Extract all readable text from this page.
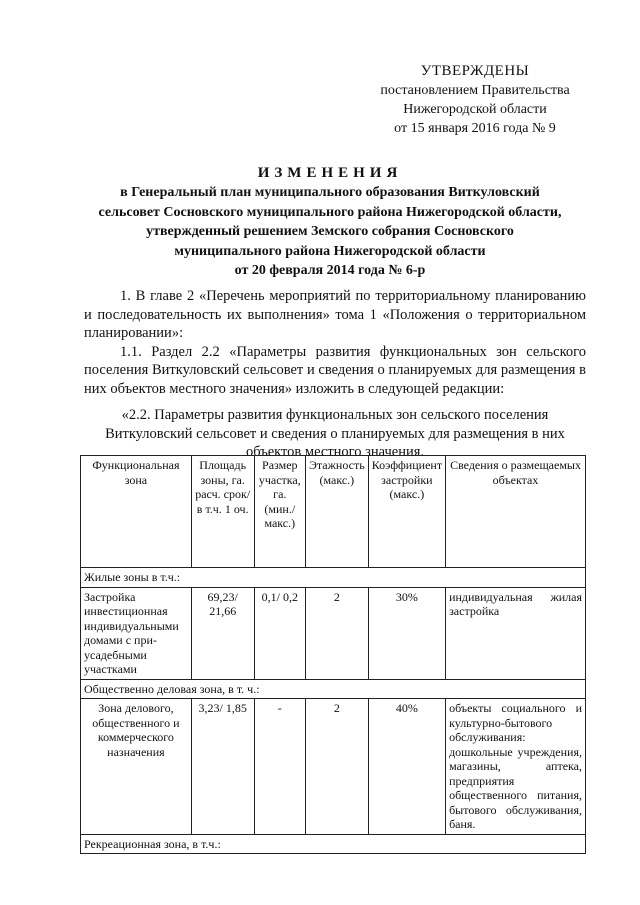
УТВЕРЖДЕНЫ
постановлением Правительства
Нижегородской области
от 15 января 2016 года № 9
ИЗМЕНЕНИЯ
в Генеральный план муниципального образования Виткуловский
сельсовет Сосновского муниципального района Нижегородской области,
утвержденный решением Земского собрания Сосновского
муниципального района Нижегородской области
от 20 февраля 2014 года № 6-р

1. В главе 2 «Перечень мероприятий по территориальному планированию и последовательность их выполнения» тома 1 «Положения о территориальном планировании»:

1.1. Раздел 2.2 «Параметры развития функциональных зон сельского поселения Виткуловский сельсовет и сведения о планируемых для размещения в них объектов местного значения» изложить в следующей редакции:

«2.2. Параметры развития функциональных зон сельского поселения Виткуловский сельсовет и сведения о планируемых для размещения в них объектов местного значения.
Функциональная зона	Площадь зоны, га. расч. срок/в т.ч. 1 оч.	Размер участка, га. (мин./ макс.)	Этажность (макс.)	Коэффициент застройки (макс.)	Сведения о размещаемых объектах
Жилые зоны в т.ч.:					
Застройка инвестиционная индивидуальными домами с при-усадебными участками	69,23/ 21,66	0,1/ 0,2	2	30%	индивидуальная жилая застройка
Общественно деловая зона, в т. ч.:					
Зона делового, общественного и коммерческого назначения	3,23/ 1,85	-	2	40%	объекты социального и культурно-бытового обслуживания: дошкольные учреждения, магазины, аптека, предприятия общественного питания, бытового обслуживания, баня.
Рекреационная зона, в т.ч.:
---*---
## WHAT THE TASK REQUIRES:
The records above need to be restated word for word, with the pictures left out.

## ANSWER FOR THIS EXERCISE:
Extract all readable text from this page.
УТВЕРЖДЕНЫ
постановлением Правительства
Нижегородской области
от 15 января 2016 года № 9
ИЗМЕНЕНИЯ
в Генеральный план муниципального образования Виткуловский
сельсовет Сосновского муниципального района Нижегородской области,
утвержденный решением Земского собрания Сосновского
муниципального района Нижегородской области
от 20 февраля 2014 года № 6-р

1. В главе 2 «Перечень мероприятий по территориальному планированию и последовательность их выполнения» тома 1 «Положения о территориальном планировании»:

1.1. Раздел 2.2 «Параметры развития функциональных зон сельского поселения Виткуловский сельсовет и сведения о планируемых для размещения в них объектов местного значения» изложить в следующей редакции:

«2.2. Параметры развития функциональных зон сельского поселения Виткуловский сельсовет и сведения о планируемых для размещения в них объектов местного значения.
Функциональная зона	Площадь зоны, га. расч. срок/в т.ч. 1 оч.	Размер участка, га. (мин./ макс.)	Этажность (макс.)	Коэффициент застройки (макс.)	Сведения о размещаемых объектах
Жилые зоны в т.ч.:					
Застройка инвестиционная индивидуальными домами с при-усадебными участками	69,23/ 21,66	0,1/ 0,2	2	30%	индивидуальная жилая застройка
Общественно деловая зона, в т. ч.:					
Зона делового, общественного и коммерческого назначения	3,23/ 1,85	-	2	40%	объекты социального и культурно-бытового обслуживания: дошкольные учреждения, магазины, аптека, предприятия общественного питания, бытового обслуживания, баня.
Рекреационная зона, в т.ч.:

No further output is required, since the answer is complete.